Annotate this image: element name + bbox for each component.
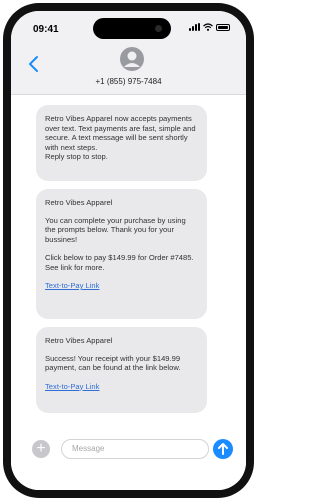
message-input[interactable]: Message <box>61 439 209 459</box>
message-sender: Retro Vibes Apparel <box>45 336 113 345</box>
message-sender: Retro Vibes Apparel <box>45 198 113 207</box>
composer-bar: + Message <box>11 426 246 490</box>
message-list: Retro Vibes Apparel now accepts payments… <box>36 105 207 421</box>
dynamic-island <box>93 18 171 39</box>
arrow-up-icon <box>218 443 228 455</box>
text-to-pay-link[interactable]: Text-to-Pay Link <box>45 281 99 290</box>
contact-avatar-icon[interactable] <box>119 46 145 72</box>
message-text: Retro Vibes Apparel now accepts payments… <box>45 114 196 161</box>
status-time: 09:41 <box>33 24 59 35</box>
message-bubble: Retro Vibes Apparel You can complete you… <box>36 189 207 319</box>
send-button[interactable] <box>213 439 233 459</box>
back-chevron-icon[interactable] <box>25 53 45 75</box>
signal-icon <box>189 23 200 31</box>
wifi-icon <box>203 23 213 31</box>
message-bubble: Retro Vibes Apparel Success! Your receip… <box>36 327 207 413</box>
message-placeholder: Message <box>72 444 105 453</box>
conversation-header: 09:41 +1 (855) 975-7484 <box>11 11 246 95</box>
message-bubble: Retro Vibes Apparel now accepts payments… <box>36 105 207 181</box>
receipt-link[interactable]: Text-to-Pay Link <box>45 382 99 391</box>
message-text: Click below to pay $149.99 for Order #74… <box>45 253 194 272</box>
contact-number[interactable]: +1 (855) 975-7484 <box>11 77 246 86</box>
status-icons <box>189 23 230 31</box>
message-text: Success! Your receipt with your $149.99 … <box>45 353 181 373</box>
message-text: You can complete your purchase by using … <box>45 215 186 244</box>
add-attachment-button[interactable]: + <box>32 440 50 458</box>
camera-dot <box>155 25 162 32</box>
battery-icon <box>216 23 230 31</box>
phone-frame: 09:41 +1 (855) 975-7484 Retro Vibes Appa… <box>3 3 254 498</box>
phone-screen: 09:41 +1 (855) 975-7484 Retro Vibes Appa… <box>11 11 246 490</box>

▶ [Problem details] Can you repeat word for word the lines above, from the line with "message-input[interactable]: Message <box>61" up to and including the line with "phone-frame: 09:41 +1"?

▶ [Problem solution]
message-input[interactable]: Message <box>61 439 209 459</box>
message-sender: Retro Vibes Apparel <box>45 336 113 345</box>
message-sender: Retro Vibes Apparel <box>45 198 113 207</box>
composer-bar: + Message <box>11 426 246 490</box>
message-list: Retro Vibes Apparel now accepts payments… <box>36 105 207 421</box>
dynamic-island <box>93 18 171 39</box>
arrow-up-icon <box>218 443 228 455</box>
text-to-pay-link[interactable]: Text-to-Pay Link <box>45 281 99 290</box>
contact-avatar-icon[interactable] <box>119 46 145 72</box>
message-text: Retro Vibes Apparel now accepts payments… <box>45 114 196 161</box>
status-time: 09:41 <box>33 24 59 35</box>
message-bubble: Retro Vibes Apparel You can complete you… <box>36 189 207 319</box>
send-button[interactable] <box>213 439 233 459</box>
back-chevron-icon[interactable] <box>25 53 45 75</box>
signal-icon <box>189 23 200 31</box>
wifi-icon <box>203 23 213 31</box>
message-bubble: Retro Vibes Apparel Success! Your receip… <box>36 327 207 413</box>
message-placeholder: Message <box>72 444 105 453</box>
conversation-header: 09:41 +1 (855) 975-7484 <box>11 11 246 95</box>
message-bubble: Retro Vibes Apparel now accepts payments… <box>36 105 207 181</box>
receipt-link[interactable]: Text-to-Pay Link <box>45 382 99 391</box>
message-text: Click below to pay $149.99 for Order #74… <box>45 253 194 272</box>
contact-number[interactable]: +1 (855) 975-7484 <box>11 77 246 86</box>
status-icons <box>189 23 230 31</box>
message-text: Success! Your receipt with your $149.99 … <box>45 353 181 373</box>
message-text: You can complete your purchase by using … <box>45 215 186 244</box>
add-attachment-button[interactable]: + <box>32 440 50 458</box>
camera-dot <box>155 25 162 32</box>
battery-icon <box>216 23 230 31</box>
phone-frame: 09:41 +1 (855) 975-7484 Retro Vibes Appa… <box>3 3 254 498</box>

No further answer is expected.